The request: Print the lines below verbatim, keeping every character unchanged.

Data to process:
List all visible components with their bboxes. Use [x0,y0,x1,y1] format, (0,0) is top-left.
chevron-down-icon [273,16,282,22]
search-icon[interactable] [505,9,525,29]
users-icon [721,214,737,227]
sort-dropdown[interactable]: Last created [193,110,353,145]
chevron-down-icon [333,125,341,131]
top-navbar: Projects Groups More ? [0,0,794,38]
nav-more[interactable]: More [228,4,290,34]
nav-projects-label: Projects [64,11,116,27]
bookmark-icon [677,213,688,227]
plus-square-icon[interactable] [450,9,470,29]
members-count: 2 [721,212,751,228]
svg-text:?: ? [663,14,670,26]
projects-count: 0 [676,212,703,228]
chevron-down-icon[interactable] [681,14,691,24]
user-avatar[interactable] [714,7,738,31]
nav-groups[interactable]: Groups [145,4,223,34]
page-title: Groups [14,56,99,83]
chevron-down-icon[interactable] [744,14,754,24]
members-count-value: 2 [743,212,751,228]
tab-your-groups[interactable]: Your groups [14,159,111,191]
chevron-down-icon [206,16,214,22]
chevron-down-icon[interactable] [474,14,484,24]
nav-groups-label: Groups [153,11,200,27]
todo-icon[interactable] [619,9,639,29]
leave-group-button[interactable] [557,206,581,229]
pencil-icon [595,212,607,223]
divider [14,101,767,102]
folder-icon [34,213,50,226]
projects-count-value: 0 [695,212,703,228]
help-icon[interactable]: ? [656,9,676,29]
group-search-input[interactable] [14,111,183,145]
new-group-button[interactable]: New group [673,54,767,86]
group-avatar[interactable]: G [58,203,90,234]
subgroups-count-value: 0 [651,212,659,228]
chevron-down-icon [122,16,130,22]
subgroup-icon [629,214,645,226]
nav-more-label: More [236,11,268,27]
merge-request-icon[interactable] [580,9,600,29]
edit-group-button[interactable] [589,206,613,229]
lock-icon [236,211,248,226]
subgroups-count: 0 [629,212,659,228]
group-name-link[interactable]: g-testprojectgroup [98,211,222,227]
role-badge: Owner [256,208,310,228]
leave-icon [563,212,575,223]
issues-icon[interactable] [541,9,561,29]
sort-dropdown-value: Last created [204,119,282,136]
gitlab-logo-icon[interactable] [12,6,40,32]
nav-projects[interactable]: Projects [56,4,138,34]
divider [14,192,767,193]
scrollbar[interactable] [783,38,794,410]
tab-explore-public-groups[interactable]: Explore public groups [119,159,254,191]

Completed exercise:
List all visible components with their bboxes. Use [x0,y0,x1,y1] format, (0,0) is top-left.
chevron-down-icon [273,16,282,22]
search-icon[interactable] [505,9,525,29]
users-icon [721,214,737,227]
sort-dropdown[interactable]: Last created [193,110,353,145]
chevron-down-icon [333,125,341,131]
top-navbar: Projects Groups More ? [0,0,794,38]
nav-more[interactable]: More [228,4,290,34]
nav-projects-label: Projects [64,11,116,27]
bookmark-icon [677,213,688,227]
plus-square-icon[interactable] [450,9,470,29]
members-count: 2 [721,212,751,228]
svg-text:?: ? [663,14,670,26]
projects-count: 0 [676,212,703,228]
chevron-down-icon[interactable] [681,14,691,24]
user-avatar[interactable] [714,7,738,31]
nav-groups[interactable]: Groups [145,4,223,34]
page-title: Groups [14,56,99,83]
chevron-down-icon[interactable] [744,14,754,24]
members-count-value: 2 [743,212,751,228]
tab-your-groups[interactable]: Your groups [14,159,111,191]
chevron-down-icon [206,16,214,22]
chevron-down-icon[interactable] [474,14,484,24]
nav-groups-label: Groups [153,11,200,27]
todo-icon[interactable] [619,9,639,29]
leave-group-button[interactable] [557,206,581,229]
pencil-icon [595,212,607,223]
divider [14,101,767,102]
folder-icon [34,213,50,226]
projects-count-value: 0 [695,212,703,228]
help-icon[interactable]: ? [656,9,676,29]
group-search-input[interactable] [14,111,183,145]
new-group-button[interactable]: New group [673,54,767,86]
group-avatar[interactable]: G [58,203,90,234]
subgroups-count-value: 0 [651,212,659,228]
chevron-down-icon [122,16,130,22]
subgroup-icon [629,214,645,226]
nav-more-label: More [236,11,268,27]
merge-request-icon[interactable] [580,9,600,29]
edit-group-button[interactable] [589,206,613,229]
lock-icon [236,211,248,226]
subgroups-count: 0 [629,212,659,228]
group-name-link[interactable]: g-testprojectgroup [98,211,222,227]
role-badge: Owner [256,208,310,228]
leave-icon [563,212,575,223]
issues-icon[interactable] [541,9,561,29]
sort-dropdown-value: Last created [204,119,282,136]
gitlab-logo-icon[interactable] [12,6,40,32]
nav-projects[interactable]: Projects [56,4,138,34]
divider [14,192,767,193]
scrollbar[interactable] [783,38,794,410]
tab-explore-public-groups[interactable]: Explore public groups [119,159,254,191]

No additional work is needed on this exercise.